* **Exercise brief**: Will you transcribe the entries that follow, exactly and in full?

## BEGIN Records shown

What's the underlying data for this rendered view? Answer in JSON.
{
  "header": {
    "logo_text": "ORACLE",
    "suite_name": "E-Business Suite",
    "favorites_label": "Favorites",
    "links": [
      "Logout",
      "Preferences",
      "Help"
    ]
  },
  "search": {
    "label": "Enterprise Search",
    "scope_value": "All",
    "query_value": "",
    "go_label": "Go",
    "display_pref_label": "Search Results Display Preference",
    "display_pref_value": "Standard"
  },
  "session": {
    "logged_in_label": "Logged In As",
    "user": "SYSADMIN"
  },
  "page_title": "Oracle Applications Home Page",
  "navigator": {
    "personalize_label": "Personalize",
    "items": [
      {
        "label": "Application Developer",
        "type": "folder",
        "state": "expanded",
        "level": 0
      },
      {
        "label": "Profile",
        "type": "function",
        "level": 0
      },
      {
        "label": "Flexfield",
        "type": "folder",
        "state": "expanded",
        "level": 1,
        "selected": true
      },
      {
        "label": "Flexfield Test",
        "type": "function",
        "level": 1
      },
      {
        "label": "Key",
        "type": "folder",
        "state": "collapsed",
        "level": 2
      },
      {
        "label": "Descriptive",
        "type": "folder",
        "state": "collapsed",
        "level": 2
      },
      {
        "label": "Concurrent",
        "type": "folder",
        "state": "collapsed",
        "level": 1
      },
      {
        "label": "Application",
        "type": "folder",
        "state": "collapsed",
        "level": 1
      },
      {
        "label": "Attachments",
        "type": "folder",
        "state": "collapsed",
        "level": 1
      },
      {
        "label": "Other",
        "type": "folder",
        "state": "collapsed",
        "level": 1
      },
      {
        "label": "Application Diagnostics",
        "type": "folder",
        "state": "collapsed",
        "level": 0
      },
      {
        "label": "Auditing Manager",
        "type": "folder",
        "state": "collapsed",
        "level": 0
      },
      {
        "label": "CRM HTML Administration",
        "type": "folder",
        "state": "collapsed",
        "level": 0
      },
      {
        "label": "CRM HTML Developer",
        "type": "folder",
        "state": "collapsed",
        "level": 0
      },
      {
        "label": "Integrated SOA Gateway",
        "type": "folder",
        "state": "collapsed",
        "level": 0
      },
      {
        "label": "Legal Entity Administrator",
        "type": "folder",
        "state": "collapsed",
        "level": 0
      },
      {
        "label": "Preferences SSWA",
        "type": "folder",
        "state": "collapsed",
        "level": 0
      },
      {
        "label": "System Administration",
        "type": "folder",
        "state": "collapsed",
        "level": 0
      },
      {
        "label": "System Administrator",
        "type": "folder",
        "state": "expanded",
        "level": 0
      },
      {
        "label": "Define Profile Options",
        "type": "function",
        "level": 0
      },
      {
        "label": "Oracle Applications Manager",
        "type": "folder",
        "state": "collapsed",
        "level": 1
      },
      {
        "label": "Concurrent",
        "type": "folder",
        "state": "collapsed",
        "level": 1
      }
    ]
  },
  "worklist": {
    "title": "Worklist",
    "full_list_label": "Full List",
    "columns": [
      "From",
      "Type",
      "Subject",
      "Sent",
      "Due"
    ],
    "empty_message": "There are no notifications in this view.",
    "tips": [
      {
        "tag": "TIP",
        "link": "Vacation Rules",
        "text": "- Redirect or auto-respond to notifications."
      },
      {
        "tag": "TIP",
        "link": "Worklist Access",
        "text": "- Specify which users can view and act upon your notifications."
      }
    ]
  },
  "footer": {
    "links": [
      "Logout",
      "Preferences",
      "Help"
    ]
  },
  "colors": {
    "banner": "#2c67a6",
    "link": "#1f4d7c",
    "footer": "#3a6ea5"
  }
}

## END Records shown

* **The response**:
What's the underlying data for this rendered view? Answer in JSON.
{
  "header": {
    "logo_text": "ORACLE",
    "suite_name": "E-Business Suite",
    "favorites_label": "Favorites",
    "links": [
      "Logout",
      "Preferences",
      "Help"
    ]
  },
  "search": {
    "label": "Enterprise Search",
    "scope_value": "All",
    "query_value": "",
    "go_label": "Go",
    "display_pref_label": "Search Results Display Preference",
    "display_pref_value": "Standard"
  },
  "session": {
    "logged_in_label": "Logged In As",
    "user": "SYSADMIN"
  },
  "page_title": "Oracle Applications Home Page",
  "navigator": {
    "personalize_label": "Personalize",
    "items": [
      {
        "label": "Application Developer",
        "type": "folder",
        "state": "expanded",
        "level": 0
      },
      {
        "label": "Profile",
        "type": "function",
        "level": 0
      },
      {
        "label": "Flexfield",
        "type": "folder",
        "state": "expanded",
        "level": 1,
        "selected": true
      },
      {
        "label": "Flexfield Test",
        "type": "function",
        "level": 1
      },
      {
        "label": "Key",
        "type": "folder",
        "state": "collapsed",
        "level": 2
      },
      {
        "label": "Descriptive",
        "type": "folder",
        "state": "collapsed",
        "level": 2
      },
      {
        "label": "Concurrent",
        "type": "folder",
        "state": "collapsed",
        "level": 1
      },
      {
        "label": "Application",
        "type": "folder",
        "state": "collapsed",
        "level": 1
      },
      {
        "label": "Attachments",
        "type": "folder",
        "state": "collapsed",
        "level": 1
      },
      {
        "label": "Other",
        "type": "folder",
        "state": "collapsed",
        "level": 1
      },
      {
        "label": "Application Diagnostics",
        "type": "folder",
        "state": "collapsed",
        "level": 0
      },
      {
        "label": "Auditing Manager",
        "type": "folder",
        "state": "collapsed",
        "level": 0
      },
      {
        "label": "CRM HTML Administration",
        "type": "folder",
        "state": "collapsed",
        "level": 0
      },
      {
        "label": "CRM HTML Developer",
        "type": "folder",
        "state": "collapsed",
        "level": 0
      },
      {
        "label": "Integrated SOA Gateway",
        "type": "folder",
        "state": "collapsed",
        "level": 0
      },
      {
        "label": "Legal Entity Administrator",
        "type": "folder",
        "state": "collapsed",
        "level": 0
      },
      {
        "label": "Preferences SSWA",
        "type": "folder",
        "state": "collapsed",
        "level": 0
      },
      {
        "label": "System Administration",
        "type": "folder",
        "state": "collapsed",
        "level": 0
      },
      {
        "label": "System Administrator",
        "type": "folder",
        "state": "expanded",
        "level": 0
      },
      {
        "label": "Define Profile Options",
        "type": "function",
        "level": 0
      },
      {
        "label": "Oracle Applications Manager",
        "type": "folder",
        "state": "collapsed",
        "level": 1
      },
      {
        "label": "Concurrent",
        "type": "folder",
        "state": "collapsed",
        "level": 1
      }
    ]
  },
  "worklist": {
    "title": "Worklist",
    "full_list_label": "Full List",
    "columns": [
      "From",
      "Type",
      "Subject",
      "Sent",
      "Due"
    ],
    "empty_message": "There are no notifications in this view.",
    "tips": [
      {
        "tag": "TIP",
        "link": "Vacation Rules",
        "text": "- Redirect or auto-respond to notifications."
      },
      {
        "tag": "TIP",
        "link": "Worklist Access",
        "text": "- Specify which users can view and act upon your notifications."
      }
    ]
  },
  "footer": {
    "links": [
      "Logout",
      "Preferences",
      "Help"
    ]
  },
  "colors": {
    "banner": "#2c67a6",
    "link": "#1f4d7c",
    "footer": "#3a6ea5"
  }
}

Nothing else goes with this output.